Task instructions -
In the entries below, how many lines hold the string "team"? Give only the number.

Data shown -
--------------------
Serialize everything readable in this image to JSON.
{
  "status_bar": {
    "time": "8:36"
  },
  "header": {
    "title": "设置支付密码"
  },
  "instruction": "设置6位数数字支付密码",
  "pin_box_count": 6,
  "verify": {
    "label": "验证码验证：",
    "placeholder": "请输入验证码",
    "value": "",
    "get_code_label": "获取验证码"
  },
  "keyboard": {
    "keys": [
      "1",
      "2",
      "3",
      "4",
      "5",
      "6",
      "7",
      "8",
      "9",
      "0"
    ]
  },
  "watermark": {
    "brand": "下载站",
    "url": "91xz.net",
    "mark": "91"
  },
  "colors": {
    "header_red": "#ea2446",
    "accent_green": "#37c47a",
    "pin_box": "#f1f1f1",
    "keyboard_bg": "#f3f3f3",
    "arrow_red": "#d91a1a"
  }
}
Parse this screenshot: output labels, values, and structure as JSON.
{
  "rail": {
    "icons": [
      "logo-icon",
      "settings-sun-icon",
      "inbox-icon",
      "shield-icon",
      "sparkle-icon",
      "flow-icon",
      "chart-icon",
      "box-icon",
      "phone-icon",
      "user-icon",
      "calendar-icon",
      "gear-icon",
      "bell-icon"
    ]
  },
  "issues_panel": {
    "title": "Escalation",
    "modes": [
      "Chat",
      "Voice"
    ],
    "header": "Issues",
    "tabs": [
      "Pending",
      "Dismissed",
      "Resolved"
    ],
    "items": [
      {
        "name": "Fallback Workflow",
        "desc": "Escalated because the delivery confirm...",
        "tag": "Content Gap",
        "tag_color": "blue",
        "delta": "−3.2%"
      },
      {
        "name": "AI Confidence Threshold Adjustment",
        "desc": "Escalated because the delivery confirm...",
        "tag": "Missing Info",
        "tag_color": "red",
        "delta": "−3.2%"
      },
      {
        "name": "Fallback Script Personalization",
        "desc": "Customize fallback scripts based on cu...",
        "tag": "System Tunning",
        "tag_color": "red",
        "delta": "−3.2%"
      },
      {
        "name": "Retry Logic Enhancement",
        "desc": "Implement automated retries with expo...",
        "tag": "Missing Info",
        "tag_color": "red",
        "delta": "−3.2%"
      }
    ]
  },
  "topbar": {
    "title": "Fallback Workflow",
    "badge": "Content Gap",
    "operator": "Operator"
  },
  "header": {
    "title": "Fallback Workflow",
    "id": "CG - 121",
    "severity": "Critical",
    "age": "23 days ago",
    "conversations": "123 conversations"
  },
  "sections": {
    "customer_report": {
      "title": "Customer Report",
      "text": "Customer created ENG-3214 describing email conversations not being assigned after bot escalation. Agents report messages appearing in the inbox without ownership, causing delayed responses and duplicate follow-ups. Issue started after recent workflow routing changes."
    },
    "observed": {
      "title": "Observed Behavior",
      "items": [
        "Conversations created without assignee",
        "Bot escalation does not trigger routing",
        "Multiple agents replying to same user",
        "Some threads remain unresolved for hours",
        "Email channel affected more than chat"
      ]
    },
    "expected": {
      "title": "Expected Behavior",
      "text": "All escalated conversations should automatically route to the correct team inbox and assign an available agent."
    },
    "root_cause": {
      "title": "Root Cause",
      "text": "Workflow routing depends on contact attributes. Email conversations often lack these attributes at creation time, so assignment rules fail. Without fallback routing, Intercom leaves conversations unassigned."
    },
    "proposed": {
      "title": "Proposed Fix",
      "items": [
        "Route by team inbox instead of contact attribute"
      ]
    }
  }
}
--------------------
Worked answer -
2